:: Extracted text ::
---------------

Brethren:Dear Guests of IDOTG:
The series beginning today is a revised version of a thread comment by Brother Ron Shea, originally appearing in Evangelism with the Jehovah’s Witnesses at my Door. The series opens with the initial installment:What Turned Hodges to this Profound (Deconstructionist) Error?
I have often speculated on how or why a man of Zane Hodges’s character fell to such corrupt theology.
At some time in our lives, we have ALL been in a heated argument where the other person was as “wrong as rain,” that if 10,000 people had heard the entire exchange, they would have agreed with you. And yet, your “friend” (or whomever) argued until he was blue in the face with a vigor that was undeniable, and it was clear he had chosen to believe a lie to exonerate himself. His logic may have been idiotic, but he believed it.
No one will ever know what turned Hodges to this profound (deconstructionist) error on the gospel. Is there any way to confirm such things? Could it have been an experience such as the following scenario?
Zane had been involved in a dialogue about the gospel with someone he loved. By the time that person died, he or she had assented only to the fact that Jesus offered eternal life, but had either rejected His divinity, His atoning death, or His resurrection.It was not necessary that they rejected all three. Zane was a smart man, and would not be able to advance any kind of an argument that would eliminate one of those facts from the embodiment of saving faith from the others. (The elimination of one without the others would seem arbitrary).
The pain of his friend being in Hell was more than he could bare, and his mind began to tinker with ways to rationalize they were with the Lord. And this gave birth to the reductionist gospel known as the “Crossless” or “Promise-Only” gospel.
Is this how it happened? We will not know until we pass to the other side.
Although the free-grace movement pre-dated Zane (John Nelson Darby, C.H. MacIntosh, Harry Ironside, Lewis Sperry Chaffer), and co-dated Zane (Ray Stanford, Dick Seymour, et al.), few could deny that Zane would, today, be the elder statesmen of the free grace movement had it not been for his final departure from the historic Christian Gospel as the only message of salvation. Almost everyone in the contemporary free grace movement had been influenced by Zane’s cogent treatment of “problem” verses and books. I scheduled all of my seminary classes around my determination to take electives under Zane on Hebrews, 1st John, and James. I will never regret it. And I’m sure I am not alone in my debt to Zane.

---------------

:: Data rows ::
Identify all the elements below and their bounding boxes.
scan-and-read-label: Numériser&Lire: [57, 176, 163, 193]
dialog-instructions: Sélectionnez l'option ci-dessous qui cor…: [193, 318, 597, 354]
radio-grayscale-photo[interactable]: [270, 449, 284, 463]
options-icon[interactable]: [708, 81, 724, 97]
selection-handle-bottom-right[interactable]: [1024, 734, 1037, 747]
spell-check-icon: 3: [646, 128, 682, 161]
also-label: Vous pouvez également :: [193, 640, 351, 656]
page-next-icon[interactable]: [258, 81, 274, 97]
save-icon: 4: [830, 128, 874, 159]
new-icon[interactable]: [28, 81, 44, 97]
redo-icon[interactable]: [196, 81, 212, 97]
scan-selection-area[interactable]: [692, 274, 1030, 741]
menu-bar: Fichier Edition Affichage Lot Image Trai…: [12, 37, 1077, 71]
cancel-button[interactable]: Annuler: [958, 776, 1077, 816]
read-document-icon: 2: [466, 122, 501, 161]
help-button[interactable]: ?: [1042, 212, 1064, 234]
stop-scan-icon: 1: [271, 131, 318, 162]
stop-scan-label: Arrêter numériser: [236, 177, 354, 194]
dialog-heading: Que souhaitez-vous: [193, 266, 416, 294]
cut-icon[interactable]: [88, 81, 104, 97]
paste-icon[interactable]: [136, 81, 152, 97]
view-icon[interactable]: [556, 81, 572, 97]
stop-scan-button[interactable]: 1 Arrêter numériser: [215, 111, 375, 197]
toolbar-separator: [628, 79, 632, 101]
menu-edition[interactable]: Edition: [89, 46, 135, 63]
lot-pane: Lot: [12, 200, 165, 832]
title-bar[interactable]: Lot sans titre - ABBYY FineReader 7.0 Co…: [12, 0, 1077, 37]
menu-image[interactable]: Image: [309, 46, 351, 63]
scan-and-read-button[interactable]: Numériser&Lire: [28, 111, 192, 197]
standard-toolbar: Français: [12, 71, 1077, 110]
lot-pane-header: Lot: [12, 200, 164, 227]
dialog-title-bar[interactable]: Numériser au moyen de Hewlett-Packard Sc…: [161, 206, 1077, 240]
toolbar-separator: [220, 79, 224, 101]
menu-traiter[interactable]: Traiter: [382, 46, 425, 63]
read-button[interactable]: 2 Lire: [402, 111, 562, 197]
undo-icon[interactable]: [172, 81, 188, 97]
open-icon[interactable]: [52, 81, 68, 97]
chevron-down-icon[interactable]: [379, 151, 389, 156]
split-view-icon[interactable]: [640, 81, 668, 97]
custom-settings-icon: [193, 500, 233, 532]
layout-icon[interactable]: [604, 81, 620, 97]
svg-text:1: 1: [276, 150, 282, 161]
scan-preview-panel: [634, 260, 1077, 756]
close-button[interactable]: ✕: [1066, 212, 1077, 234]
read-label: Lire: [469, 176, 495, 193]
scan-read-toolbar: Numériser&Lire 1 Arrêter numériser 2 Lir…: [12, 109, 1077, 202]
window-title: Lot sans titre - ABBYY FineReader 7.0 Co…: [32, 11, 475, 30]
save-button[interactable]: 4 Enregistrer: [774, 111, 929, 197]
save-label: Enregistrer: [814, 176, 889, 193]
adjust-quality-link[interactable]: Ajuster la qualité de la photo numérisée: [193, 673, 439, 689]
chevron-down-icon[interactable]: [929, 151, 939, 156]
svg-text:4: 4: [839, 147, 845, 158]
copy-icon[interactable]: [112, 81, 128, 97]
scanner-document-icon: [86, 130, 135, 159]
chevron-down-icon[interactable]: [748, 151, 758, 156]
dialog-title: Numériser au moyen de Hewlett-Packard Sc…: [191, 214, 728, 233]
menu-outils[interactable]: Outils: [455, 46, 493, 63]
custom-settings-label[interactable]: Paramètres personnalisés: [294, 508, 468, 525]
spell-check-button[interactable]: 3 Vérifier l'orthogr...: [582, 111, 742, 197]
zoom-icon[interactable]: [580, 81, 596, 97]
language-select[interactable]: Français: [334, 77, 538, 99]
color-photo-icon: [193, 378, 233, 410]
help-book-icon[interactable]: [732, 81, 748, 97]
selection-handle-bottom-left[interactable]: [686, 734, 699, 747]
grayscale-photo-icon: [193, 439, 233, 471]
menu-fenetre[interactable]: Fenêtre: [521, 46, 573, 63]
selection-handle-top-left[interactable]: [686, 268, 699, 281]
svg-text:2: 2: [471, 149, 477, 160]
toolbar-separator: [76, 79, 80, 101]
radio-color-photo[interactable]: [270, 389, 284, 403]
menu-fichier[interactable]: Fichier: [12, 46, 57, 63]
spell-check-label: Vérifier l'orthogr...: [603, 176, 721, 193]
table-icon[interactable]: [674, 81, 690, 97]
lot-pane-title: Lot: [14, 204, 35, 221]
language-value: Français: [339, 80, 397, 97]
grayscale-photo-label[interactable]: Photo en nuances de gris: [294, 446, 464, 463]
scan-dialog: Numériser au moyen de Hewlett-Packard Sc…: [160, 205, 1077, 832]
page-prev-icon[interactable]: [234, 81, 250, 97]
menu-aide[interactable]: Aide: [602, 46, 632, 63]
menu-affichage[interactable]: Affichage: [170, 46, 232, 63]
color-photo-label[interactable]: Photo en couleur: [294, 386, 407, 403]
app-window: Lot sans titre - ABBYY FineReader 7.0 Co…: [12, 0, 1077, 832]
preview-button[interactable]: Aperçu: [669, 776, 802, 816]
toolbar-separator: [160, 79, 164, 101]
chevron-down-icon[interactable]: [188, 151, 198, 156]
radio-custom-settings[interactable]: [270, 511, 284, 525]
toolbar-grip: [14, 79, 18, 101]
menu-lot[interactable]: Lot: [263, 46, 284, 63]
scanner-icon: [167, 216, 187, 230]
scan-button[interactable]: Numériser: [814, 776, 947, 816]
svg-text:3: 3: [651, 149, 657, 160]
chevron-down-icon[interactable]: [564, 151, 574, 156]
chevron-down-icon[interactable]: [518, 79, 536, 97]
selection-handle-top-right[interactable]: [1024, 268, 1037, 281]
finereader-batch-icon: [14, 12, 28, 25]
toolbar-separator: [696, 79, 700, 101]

---------------

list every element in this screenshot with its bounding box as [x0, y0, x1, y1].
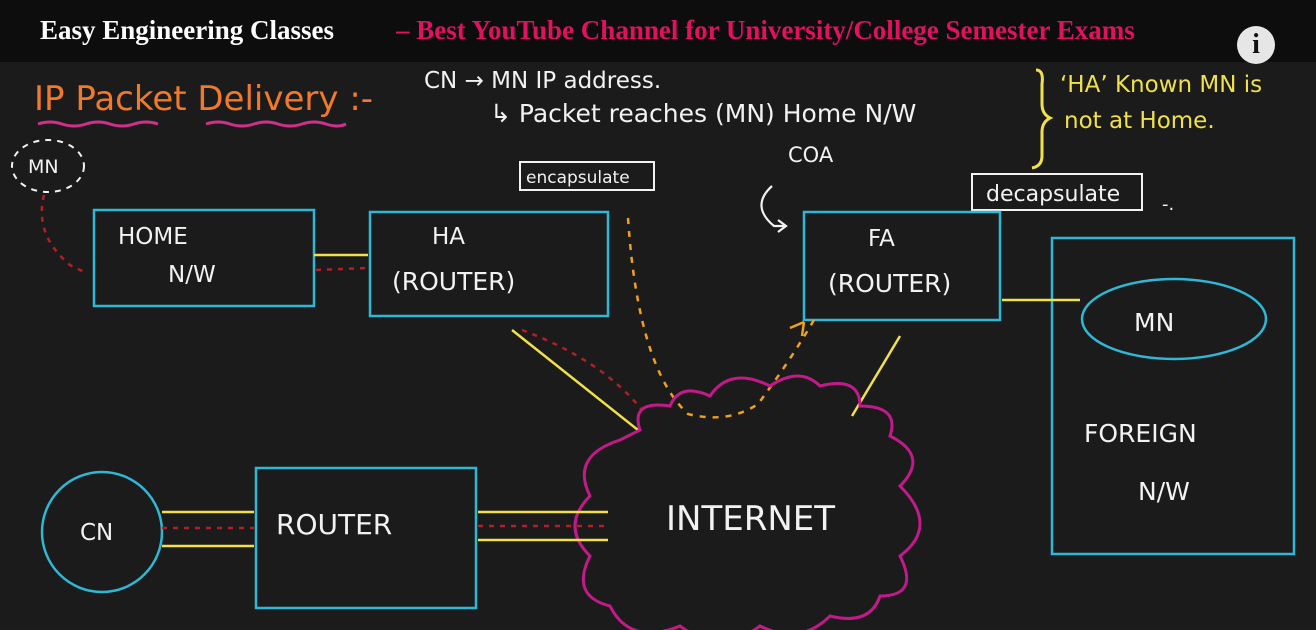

---------------

:: What is asked ::
a – Reproduce word for word the passage of the article about Zane Hodges that opens with the words containing "Brethren:Dear Guests of" and closes with "Profound (Deconstructionist) Error?".
b – Translate this sentence from the article about Zane Hodges into Spanish: "Almost everyone in the contemporary free grace movement had been influenced by Zane’s cogent treatment of “problem” verses and books."
c – Resume the article about Zane Hodges, writing what follows its last sentence.

:: Answer list ::
a –
Brethren:Dear Guests of IDOTG:
The series beginning today is a revised version of a thread comment by Brother Ron Shea, originally appearing in Evangelism with the Jehovah’s Witnesses at my Door. The series opens with the initial installment:What Turned Hodges to this Profound (Deconstructionist) Error?

b – Casi todos en el movimiento contemporáneo de la gracia libre habían sido influenciados por el convincente tratamiento que Zane hacía de los versículos y libros «problemáticos».

c –
So it was all the more that those of us who read some of Zane’s later writings, and his attempts to defend these novel theological positions . . . those of us who weighed Zane’s arguments objectively stood by and watch in disbelief. Zane’s arguments were plainly below the intellect and careful weighing of the facts that we had come to expect of him.
For Zane, we can only speculate. But as for his followers, the answer is far simpler.
In the Gospel of John, there were “secret service believers” who were unwilling to confess Him publicly, because they loved the praise of men more than the praise of God. I have noticed that those who have embraced the Crossless gospel were not theologians and Christians punctuating the evangelical landscape, who read the work of some unknown theologian (Zane) on the web or in print, and found the arguments compelling.
NO! The “inner circle” consisted of those men (and women) who had been embraced by Zane as a friend, and/or fellow theologian. They had an emotional stake in Zane’s friendship. Or more importantly, because Zane was a respected theologian of the first order, they had a vested emotional stake in Zane’s validation of them as theologians. To a man, people like Bob Wilkin and John Niemela somehow “saw the logic” of all of Zane Hodges’s defections.
Hodges’s position on repentance is illogical, and lexically and theologically indefensible. In Bob Wilkin’s own doctoral thesis, he had a section reviewing the existing works on the subject. In his remarks about one book, his comments incorporated a rather terse humor.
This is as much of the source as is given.